▶ [Task to complete]
Set down all of the data that follows word for word, without the images.

▶ [Part of a data file]
☆ ☆ ☆ ☆ ☆
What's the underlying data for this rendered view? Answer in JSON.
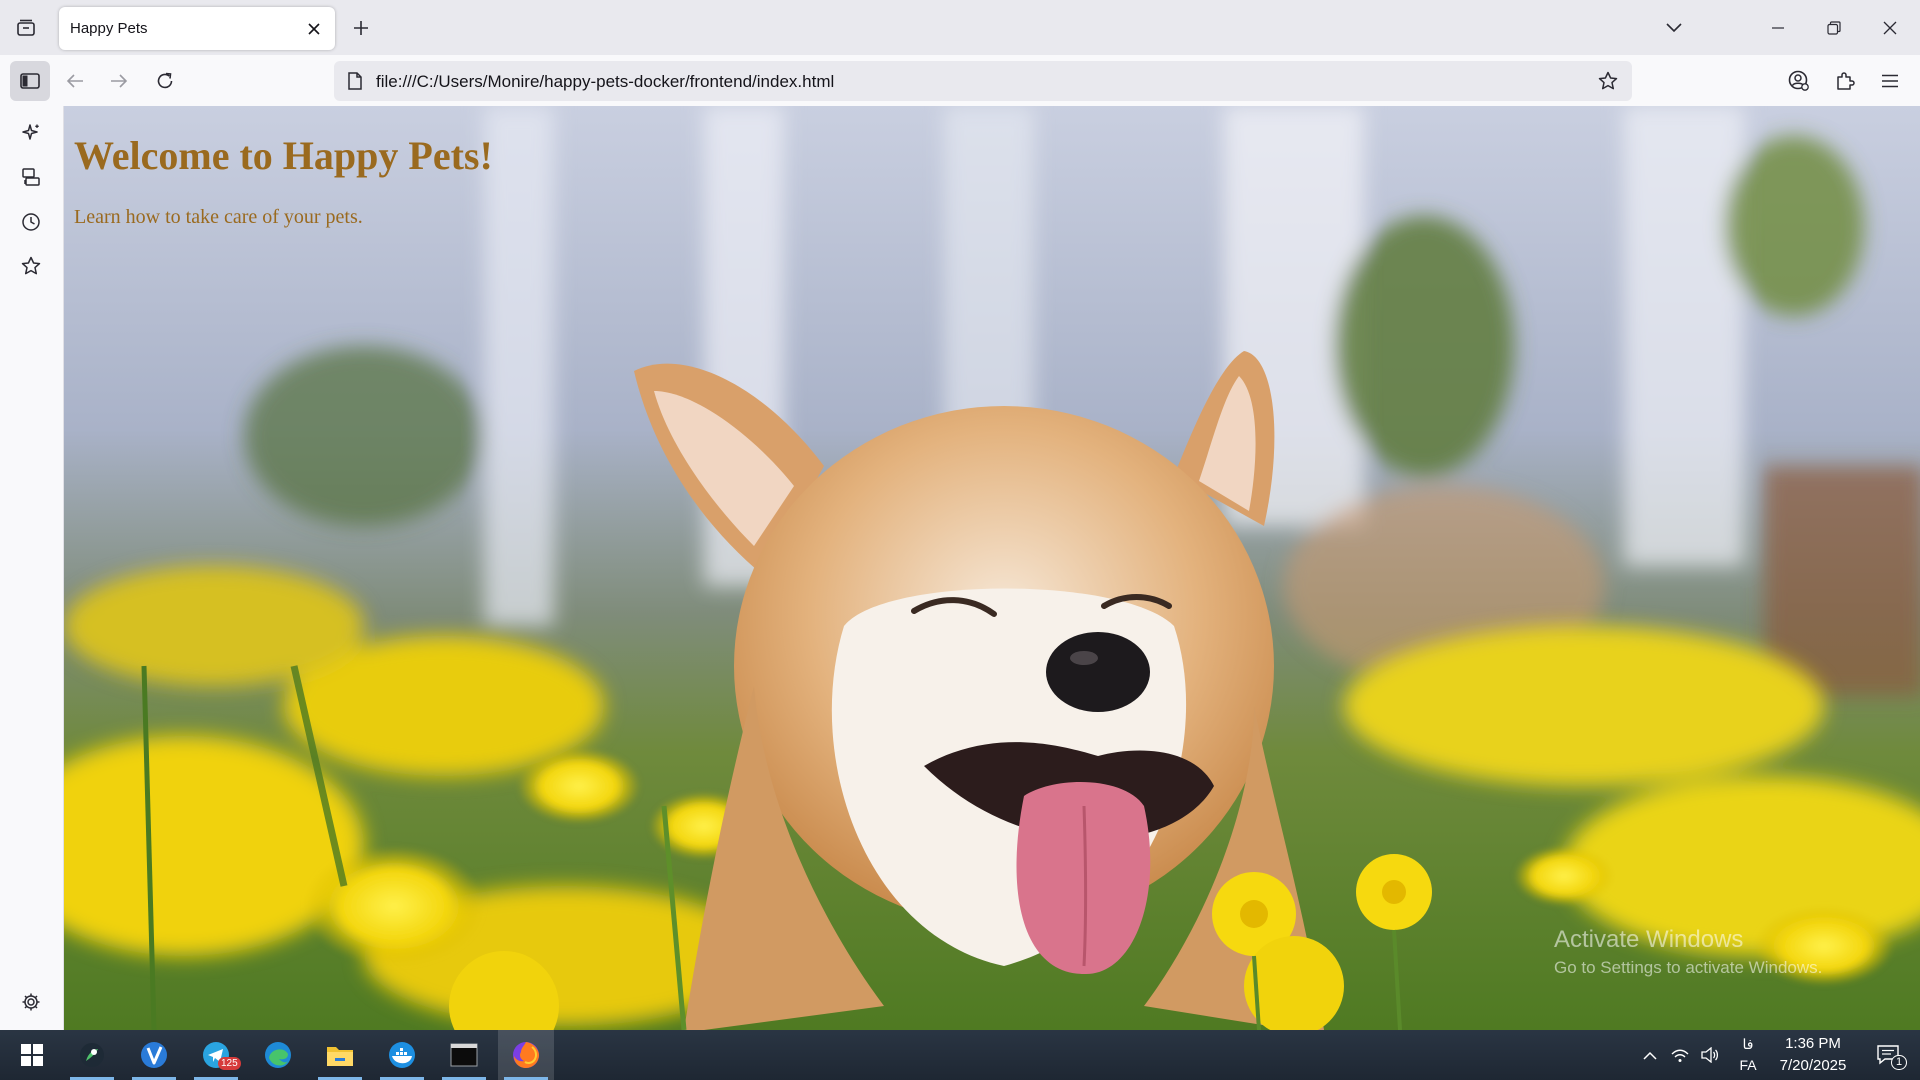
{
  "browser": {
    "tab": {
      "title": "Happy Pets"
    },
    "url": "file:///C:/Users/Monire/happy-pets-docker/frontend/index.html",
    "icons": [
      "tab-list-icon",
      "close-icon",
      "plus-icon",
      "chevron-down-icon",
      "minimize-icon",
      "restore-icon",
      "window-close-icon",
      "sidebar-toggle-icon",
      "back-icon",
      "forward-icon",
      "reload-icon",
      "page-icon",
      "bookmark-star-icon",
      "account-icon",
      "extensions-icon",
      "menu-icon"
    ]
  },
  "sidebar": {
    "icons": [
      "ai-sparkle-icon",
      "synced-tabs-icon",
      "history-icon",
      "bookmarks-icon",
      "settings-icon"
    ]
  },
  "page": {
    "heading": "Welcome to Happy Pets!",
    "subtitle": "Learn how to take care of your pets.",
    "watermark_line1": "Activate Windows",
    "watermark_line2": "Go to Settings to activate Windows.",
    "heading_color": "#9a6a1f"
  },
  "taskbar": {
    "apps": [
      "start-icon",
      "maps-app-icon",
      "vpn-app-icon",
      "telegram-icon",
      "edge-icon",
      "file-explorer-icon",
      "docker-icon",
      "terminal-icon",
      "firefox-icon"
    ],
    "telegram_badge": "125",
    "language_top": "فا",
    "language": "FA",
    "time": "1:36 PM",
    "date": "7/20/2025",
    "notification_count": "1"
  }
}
☆ ☆ ☆ ☆ ☆
▶ [Problem solution]
What's the underlying data for this rendered view? Answer in JSON.
{
  "browser": {
    "tab": {
      "title": "Happy Pets"
    },
    "url": "file:///C:/Users/Monire/happy-pets-docker/frontend/index.html",
    "icons": [
      "tab-list-icon",
      "close-icon",
      "plus-icon",
      "chevron-down-icon",
      "minimize-icon",
      "restore-icon",
      "window-close-icon",
      "sidebar-toggle-icon",
      "back-icon",
      "forward-icon",
      "reload-icon",
      "page-icon",
      "bookmark-star-icon",
      "account-icon",
      "extensions-icon",
      "menu-icon"
    ]
  },
  "sidebar": {
    "icons": [
      "ai-sparkle-icon",
      "synced-tabs-icon",
      "history-icon",
      "bookmarks-icon",
      "settings-icon"
    ]
  },
  "page": {
    "heading": "Welcome to Happy Pets!",
    "subtitle": "Learn how to take care of your pets.",
    "watermark_line1": "Activate Windows",
    "watermark_line2": "Go to Settings to activate Windows.",
    "heading_color": "#9a6a1f"
  },
  "taskbar": {
    "apps": [
      "start-icon",
      "maps-app-icon",
      "vpn-app-icon",
      "telegram-icon",
      "edge-icon",
      "file-explorer-icon",
      "docker-icon",
      "terminal-icon",
      "firefox-icon"
    ],
    "telegram_badge": "125",
    "language_top": "فا",
    "language": "FA",
    "time": "1:36 PM",
    "date": "7/20/2025",
    "notification_count": "1"
  }
}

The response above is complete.